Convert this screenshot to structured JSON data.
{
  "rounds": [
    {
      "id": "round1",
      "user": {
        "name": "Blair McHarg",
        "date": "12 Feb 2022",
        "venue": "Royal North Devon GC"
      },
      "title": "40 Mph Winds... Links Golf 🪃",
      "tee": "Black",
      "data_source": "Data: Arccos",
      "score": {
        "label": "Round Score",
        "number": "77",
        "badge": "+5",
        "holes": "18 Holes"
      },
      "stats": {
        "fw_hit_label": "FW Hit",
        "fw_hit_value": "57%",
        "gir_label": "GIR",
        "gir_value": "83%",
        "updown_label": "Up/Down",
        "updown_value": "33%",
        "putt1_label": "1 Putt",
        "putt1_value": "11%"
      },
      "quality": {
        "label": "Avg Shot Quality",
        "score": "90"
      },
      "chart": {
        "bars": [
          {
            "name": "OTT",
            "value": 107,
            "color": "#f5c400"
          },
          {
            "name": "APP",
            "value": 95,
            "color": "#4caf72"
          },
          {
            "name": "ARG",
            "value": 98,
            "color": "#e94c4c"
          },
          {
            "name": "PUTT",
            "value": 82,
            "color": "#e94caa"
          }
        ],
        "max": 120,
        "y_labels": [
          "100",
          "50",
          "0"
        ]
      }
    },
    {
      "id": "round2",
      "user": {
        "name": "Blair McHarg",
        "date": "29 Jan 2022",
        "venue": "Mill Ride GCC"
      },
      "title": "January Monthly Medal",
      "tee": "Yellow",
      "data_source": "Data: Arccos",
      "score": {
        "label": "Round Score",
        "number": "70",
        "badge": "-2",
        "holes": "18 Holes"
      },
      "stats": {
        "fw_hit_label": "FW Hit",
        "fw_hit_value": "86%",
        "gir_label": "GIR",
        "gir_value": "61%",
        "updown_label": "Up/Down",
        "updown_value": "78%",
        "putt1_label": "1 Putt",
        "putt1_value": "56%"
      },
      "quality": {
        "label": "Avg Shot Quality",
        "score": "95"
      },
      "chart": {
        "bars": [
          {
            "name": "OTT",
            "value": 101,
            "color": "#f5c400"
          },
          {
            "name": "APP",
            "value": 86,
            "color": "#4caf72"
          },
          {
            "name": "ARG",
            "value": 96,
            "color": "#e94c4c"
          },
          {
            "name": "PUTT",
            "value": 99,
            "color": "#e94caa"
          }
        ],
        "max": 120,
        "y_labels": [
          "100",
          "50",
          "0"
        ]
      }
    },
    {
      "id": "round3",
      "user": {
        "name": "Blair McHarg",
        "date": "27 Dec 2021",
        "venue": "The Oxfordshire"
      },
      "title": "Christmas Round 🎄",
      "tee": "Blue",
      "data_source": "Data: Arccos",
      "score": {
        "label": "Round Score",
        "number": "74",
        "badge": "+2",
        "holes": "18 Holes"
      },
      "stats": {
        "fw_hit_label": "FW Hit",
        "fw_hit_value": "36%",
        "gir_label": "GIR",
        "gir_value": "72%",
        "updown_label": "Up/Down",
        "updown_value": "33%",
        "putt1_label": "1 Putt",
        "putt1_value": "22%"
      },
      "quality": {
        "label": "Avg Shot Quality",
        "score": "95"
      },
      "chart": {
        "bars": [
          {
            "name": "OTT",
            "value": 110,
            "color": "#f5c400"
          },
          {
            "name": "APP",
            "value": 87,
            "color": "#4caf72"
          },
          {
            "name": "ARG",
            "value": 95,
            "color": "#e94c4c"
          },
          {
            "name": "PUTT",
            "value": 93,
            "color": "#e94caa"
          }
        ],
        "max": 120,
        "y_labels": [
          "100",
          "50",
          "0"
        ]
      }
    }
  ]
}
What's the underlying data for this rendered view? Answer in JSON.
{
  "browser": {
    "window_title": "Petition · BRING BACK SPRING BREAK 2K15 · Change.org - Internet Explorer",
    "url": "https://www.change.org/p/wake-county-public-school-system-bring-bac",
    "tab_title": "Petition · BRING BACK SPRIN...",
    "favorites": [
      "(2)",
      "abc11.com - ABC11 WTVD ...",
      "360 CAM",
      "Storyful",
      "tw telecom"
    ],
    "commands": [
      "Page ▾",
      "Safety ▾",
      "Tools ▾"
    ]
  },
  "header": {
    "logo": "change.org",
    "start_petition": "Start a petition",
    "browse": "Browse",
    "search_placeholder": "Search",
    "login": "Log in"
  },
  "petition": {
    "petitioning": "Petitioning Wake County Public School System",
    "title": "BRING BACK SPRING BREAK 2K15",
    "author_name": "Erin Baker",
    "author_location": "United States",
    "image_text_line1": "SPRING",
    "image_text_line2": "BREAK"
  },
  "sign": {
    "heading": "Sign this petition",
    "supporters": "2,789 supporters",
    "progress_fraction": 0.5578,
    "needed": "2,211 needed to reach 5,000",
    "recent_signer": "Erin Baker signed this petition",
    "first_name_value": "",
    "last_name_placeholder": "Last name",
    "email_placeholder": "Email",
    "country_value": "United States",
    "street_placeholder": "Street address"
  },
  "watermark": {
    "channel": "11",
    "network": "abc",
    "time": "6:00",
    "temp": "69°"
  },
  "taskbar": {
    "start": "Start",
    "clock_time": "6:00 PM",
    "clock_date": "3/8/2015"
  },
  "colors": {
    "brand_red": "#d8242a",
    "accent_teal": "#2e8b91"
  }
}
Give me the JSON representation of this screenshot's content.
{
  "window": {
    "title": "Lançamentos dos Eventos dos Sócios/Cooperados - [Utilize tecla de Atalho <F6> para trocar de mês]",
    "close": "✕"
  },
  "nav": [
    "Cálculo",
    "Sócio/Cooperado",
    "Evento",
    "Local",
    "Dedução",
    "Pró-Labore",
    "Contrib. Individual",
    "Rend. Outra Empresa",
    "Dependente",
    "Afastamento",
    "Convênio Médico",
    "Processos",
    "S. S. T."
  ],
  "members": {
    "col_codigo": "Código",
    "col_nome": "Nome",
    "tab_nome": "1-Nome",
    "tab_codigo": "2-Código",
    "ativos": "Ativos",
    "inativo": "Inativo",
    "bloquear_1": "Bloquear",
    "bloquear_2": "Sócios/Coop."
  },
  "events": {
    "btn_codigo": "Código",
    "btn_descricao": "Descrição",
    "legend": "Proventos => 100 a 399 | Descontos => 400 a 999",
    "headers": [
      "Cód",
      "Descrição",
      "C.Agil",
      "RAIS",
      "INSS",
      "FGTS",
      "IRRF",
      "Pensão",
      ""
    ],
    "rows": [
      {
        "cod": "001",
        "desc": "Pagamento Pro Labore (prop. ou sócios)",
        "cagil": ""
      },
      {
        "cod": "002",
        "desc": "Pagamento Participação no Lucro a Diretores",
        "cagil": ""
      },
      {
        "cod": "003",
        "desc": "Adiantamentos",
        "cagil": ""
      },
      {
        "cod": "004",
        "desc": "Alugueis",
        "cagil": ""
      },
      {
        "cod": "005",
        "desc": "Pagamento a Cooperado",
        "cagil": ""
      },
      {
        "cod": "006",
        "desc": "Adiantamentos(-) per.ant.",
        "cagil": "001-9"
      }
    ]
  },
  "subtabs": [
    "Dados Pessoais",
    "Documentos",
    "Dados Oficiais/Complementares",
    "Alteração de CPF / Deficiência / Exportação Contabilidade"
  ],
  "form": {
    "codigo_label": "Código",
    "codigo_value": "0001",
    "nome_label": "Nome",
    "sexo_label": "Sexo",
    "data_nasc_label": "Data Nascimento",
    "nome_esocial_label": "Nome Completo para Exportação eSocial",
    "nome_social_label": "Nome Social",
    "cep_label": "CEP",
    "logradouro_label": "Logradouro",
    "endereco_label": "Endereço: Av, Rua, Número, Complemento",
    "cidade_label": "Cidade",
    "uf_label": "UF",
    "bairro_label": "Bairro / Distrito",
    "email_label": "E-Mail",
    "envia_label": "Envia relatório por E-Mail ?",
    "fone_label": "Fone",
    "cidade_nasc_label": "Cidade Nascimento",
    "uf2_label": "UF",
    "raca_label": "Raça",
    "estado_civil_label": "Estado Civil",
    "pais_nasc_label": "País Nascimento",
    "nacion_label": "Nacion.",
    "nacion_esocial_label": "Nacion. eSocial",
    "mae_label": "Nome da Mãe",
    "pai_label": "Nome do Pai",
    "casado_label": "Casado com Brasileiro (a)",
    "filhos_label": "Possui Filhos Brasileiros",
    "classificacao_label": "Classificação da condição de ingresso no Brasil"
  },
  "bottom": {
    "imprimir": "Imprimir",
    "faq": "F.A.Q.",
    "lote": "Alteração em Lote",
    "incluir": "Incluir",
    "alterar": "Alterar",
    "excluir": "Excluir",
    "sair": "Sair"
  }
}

=== BRIEF ===
Return each full line of the entries that contains the word "Cidade".

=== ANSWER TO THIS EXERCISE ===
    "cidade_label": "Cidade",
    "cidade_nasc_label": "Cidade Nascimento",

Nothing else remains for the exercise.